> **WHAT IS EXPECTED**:
Lift out all lines below that contain "人民是历史的创造者".

=-=-=-=-=

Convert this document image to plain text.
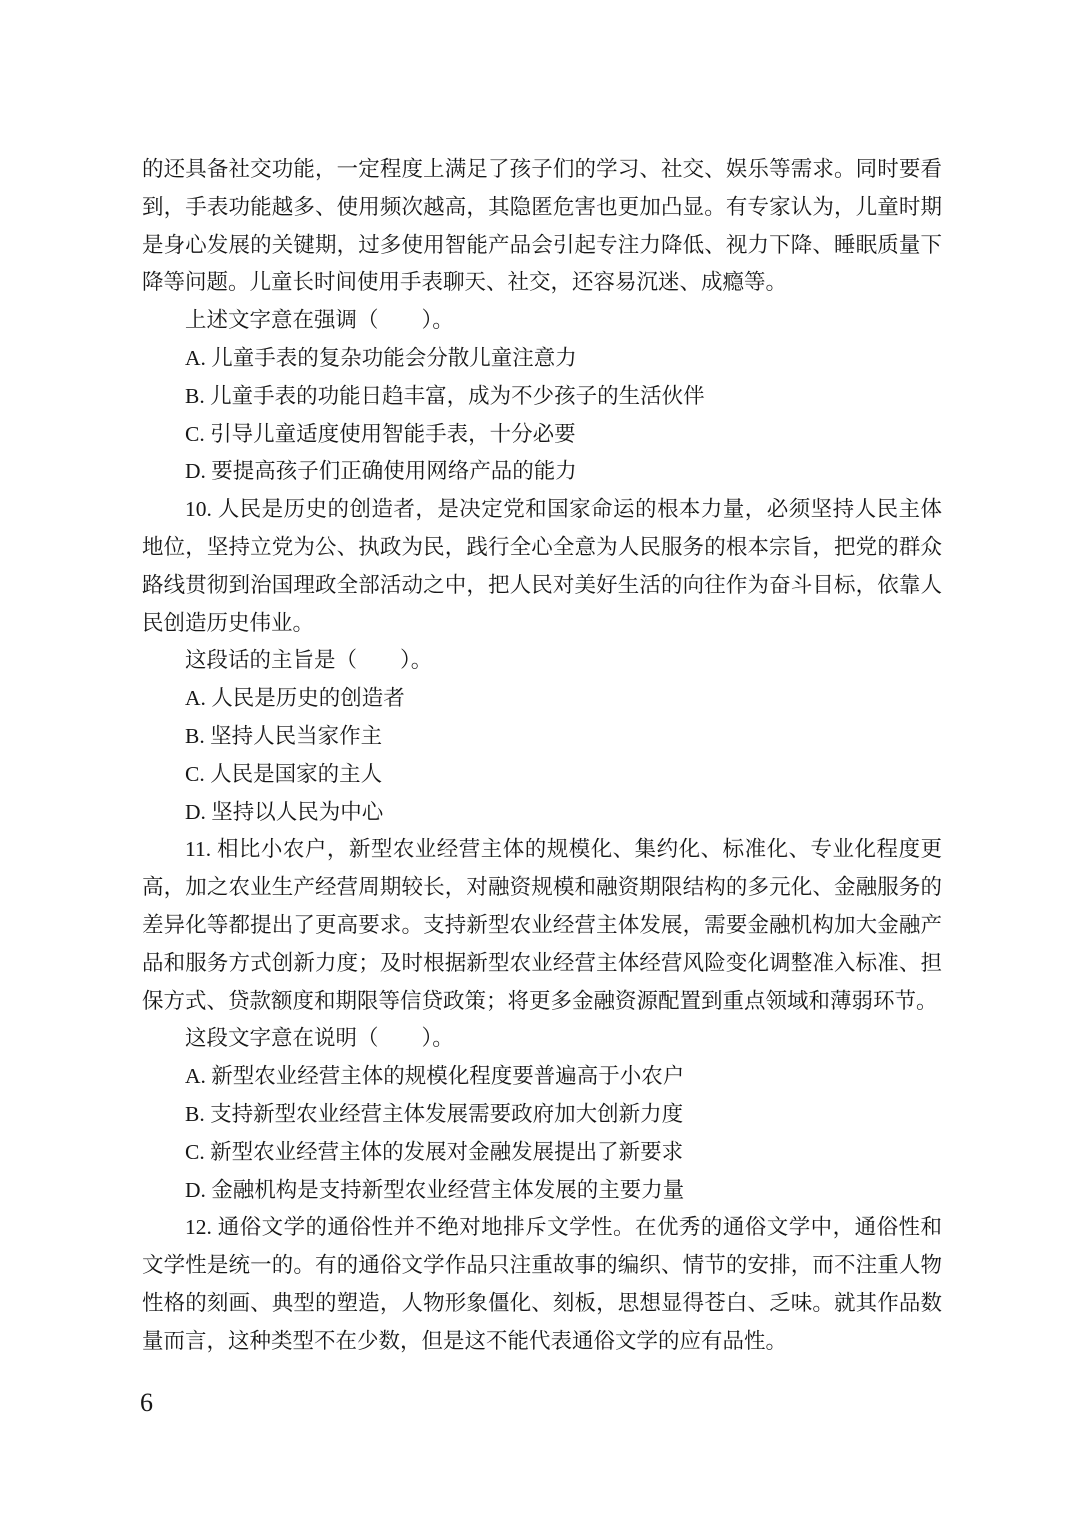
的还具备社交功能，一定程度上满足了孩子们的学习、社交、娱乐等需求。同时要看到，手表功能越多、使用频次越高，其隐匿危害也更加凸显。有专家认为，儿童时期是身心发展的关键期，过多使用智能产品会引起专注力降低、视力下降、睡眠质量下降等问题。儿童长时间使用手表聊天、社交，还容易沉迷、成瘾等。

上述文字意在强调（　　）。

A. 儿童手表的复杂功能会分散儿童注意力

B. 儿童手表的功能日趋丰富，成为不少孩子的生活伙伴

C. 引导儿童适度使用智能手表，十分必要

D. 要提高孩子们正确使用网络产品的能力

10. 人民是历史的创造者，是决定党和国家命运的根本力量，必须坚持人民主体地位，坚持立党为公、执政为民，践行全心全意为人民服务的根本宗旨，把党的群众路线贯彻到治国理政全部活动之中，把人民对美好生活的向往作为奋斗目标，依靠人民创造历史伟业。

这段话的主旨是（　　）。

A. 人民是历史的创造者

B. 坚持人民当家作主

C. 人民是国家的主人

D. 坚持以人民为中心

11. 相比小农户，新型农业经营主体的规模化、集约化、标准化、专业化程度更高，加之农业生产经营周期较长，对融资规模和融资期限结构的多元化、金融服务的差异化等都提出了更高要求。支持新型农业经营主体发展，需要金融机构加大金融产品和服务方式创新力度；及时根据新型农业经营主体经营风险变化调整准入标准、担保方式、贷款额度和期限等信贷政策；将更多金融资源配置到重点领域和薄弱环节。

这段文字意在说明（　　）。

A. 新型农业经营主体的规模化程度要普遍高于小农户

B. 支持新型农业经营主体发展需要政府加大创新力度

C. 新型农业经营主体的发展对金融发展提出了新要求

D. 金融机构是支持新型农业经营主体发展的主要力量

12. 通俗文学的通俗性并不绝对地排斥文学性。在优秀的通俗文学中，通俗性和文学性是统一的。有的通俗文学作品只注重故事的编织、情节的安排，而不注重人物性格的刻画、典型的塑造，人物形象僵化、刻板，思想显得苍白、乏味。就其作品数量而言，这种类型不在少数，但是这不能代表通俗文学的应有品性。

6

=-=-=-=-=

> **EXERCISE OUTPUT**:
10. 人民是历史的创造者，是决定党和国家命运的根本力量，必须坚持人民主体地位，坚持立党为公、执政为民，践行全心全意为人民服务的根本宗旨，把党的群众路线贯彻到治国理政全部活动之中，把人民对美好生活的向往作为奋斗目标，依靠人民创造历史伟业。
A. 人民是历史的创造者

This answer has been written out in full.